Copy each line of the listing below exactly.

▸ **DATA LINES**
start
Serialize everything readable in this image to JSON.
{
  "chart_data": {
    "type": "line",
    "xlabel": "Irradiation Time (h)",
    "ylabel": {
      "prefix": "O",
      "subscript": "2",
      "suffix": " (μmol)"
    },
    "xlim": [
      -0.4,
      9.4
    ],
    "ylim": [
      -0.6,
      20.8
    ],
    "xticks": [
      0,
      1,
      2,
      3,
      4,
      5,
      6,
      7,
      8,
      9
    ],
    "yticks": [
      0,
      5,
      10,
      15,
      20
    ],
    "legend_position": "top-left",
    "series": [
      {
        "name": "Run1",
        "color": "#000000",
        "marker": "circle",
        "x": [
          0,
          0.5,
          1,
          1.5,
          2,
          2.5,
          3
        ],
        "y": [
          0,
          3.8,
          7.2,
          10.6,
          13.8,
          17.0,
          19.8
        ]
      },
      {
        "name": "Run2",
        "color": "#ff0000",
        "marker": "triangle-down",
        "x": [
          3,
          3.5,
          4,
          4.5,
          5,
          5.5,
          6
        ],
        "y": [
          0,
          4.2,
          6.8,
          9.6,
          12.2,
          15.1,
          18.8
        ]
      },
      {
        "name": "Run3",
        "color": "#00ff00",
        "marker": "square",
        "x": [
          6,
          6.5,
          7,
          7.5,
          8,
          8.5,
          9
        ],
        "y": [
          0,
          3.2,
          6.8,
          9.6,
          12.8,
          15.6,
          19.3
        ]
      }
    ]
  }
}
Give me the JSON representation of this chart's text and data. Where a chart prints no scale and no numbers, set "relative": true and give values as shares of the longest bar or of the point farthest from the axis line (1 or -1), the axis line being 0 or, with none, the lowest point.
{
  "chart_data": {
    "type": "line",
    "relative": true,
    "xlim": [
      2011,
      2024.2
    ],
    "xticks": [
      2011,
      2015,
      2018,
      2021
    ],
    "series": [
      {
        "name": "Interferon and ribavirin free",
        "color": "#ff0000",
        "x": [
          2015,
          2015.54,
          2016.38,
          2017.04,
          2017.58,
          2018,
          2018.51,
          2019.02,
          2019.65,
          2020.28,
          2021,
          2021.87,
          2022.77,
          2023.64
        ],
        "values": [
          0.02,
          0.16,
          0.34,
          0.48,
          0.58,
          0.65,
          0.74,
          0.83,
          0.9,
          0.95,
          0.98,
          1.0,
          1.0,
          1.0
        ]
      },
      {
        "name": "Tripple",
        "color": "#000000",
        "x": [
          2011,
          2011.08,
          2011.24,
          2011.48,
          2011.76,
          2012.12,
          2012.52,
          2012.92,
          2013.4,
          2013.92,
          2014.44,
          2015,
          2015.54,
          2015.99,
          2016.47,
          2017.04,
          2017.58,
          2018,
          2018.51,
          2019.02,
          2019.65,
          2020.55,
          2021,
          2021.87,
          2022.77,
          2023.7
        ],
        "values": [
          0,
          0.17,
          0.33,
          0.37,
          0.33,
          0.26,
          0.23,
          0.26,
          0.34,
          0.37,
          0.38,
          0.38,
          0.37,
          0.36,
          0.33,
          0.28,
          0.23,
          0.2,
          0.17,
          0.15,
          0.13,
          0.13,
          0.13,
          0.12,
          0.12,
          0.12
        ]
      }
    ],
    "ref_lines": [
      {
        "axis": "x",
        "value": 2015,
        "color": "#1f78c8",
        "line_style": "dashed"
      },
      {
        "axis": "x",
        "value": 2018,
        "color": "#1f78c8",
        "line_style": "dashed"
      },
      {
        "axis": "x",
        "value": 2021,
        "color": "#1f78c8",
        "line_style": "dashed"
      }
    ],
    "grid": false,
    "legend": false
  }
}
end
▸ **THE RESULT**
Serialize everything readable in this image to JSON.
{
  "chart_data": {
    "type": "line",
    "xlabel": "Irradiation Time (h)",
    "ylabel": {
      "prefix": "O",
      "subscript": "2",
      "suffix": " (μmol)"
    },
    "xlim": [
      -0.4,
      9.4
    ],
    "ylim": [
      -0.6,
      20.8
    ],
    "xticks": [
      0,
      1,
      2,
      3,
      4,
      5,
      6,
      7,
      8,
      9
    ],
    "yticks": [
      0,
      5,
      10,
      15,
      20
    ],
    "legend_position": "top-left",
    "series": [
      {
        "name": "Run1",
        "color": "#000000",
        "marker": "circle",
        "x": [
          0,
          0.5,
          1,
          1.5,
          2,
          2.5,
          3
        ],
        "y": [
          0,
          3.8,
          7.2,
          10.6,
          13.8,
          17.0,
          19.8
        ]
      },
      {
        "name": "Run2",
        "color": "#ff0000",
        "marker": "triangle-down",
        "x": [
          3,
          3.5,
          4,
          4.5,
          5,
          5.5,
          6
        ],
        "y": [
          0,
          4.2,
          6.8,
          9.6,
          12.2,
          15.1,
          18.8
        ]
      },
      {
        "name": "Run3",
        "color": "#00ff00",
        "marker": "square",
        "x": [
          6,
          6.5,
          7,
          7.5,
          8,
          8.5,
          9
        ],
        "y": [
          0,
          3.2,
          6.8,
          9.6,
          12.8,
          15.6,
          19.3
        ]
      }
    ]
  }
}
Give me the JSON representation of this chart's text and data. Where a chart prints no scale and no numbers, set "relative": true and give values as shares of the longest bar or of the point farthest from the axis line (1 or -1), the axis line being 0 or, with none, the lowest point.
{
  "chart_data": {
    "type": "line",
    "relative": true,
    "xlim": [
      2011,
      2024.2
    ],
    "xticks": [
      2011,
      2015,
      2018,
      2021
    ],
    "series": [
      {
        "name": "Interferon and ribavirin free",
        "color": "#ff0000",
        "x": [
          2015,
          2015.54,
          2016.38,
          2017.04,
          2017.58,
          2018,
          2018.51,
          2019.02,
          2019.65,
          2020.28,
          2021,
          2021.87,
          2022.77,
          2023.64
        ],
        "values": [
          0.02,
          0.16,
          0.34,
          0.48,
          0.58,
          0.65,
          0.74,
          0.83,
          0.9,
          0.95,
          0.98,
          1.0,
          1.0,
          1.0
        ]
      },
      {
        "name": "Tripple",
        "color": "#000000",
        "x": [
          2011,
          2011.08,
          2011.24,
          2011.48,
          2011.76,
          2012.12,
          2012.52,
          2012.92,
          2013.4,
          2013.92,
          2014.44,
          2015,
          2015.54,
          2015.99,
          2016.47,
          2017.04,
          2017.58,
          2018,
          2018.51,
          2019.02,
          2019.65,
          2020.55,
          2021,
          2021.87,
          2022.77,
          2023.7
        ],
        "values": [
          0,
          0.17,
          0.33,
          0.37,
          0.33,
          0.26,
          0.23,
          0.26,
          0.34,
          0.37,
          0.38,
          0.38,
          0.37,
          0.36,
          0.33,
          0.28,
          0.23,
          0.2,
          0.17,
          0.15,
          0.13,
          0.13,
          0.13,
          0.12,
          0.12,
          0.12
        ]
      }
    ],
    "ref_lines": [
      {
        "axis": "x",
        "value": 2015,
        "color": "#1f78c8",
        "line_style": "dashed"
      },
      {
        "axis": "x",
        "value": 2018,
        "color": "#1f78c8",
        "line_style": "dashed"
      },
      {
        "axis": "x",
        "value": 2021,
        "color": "#1f78c8",
        "line_style": "dashed"
      }
    ],
    "grid": false,
    "legend": false
  }
}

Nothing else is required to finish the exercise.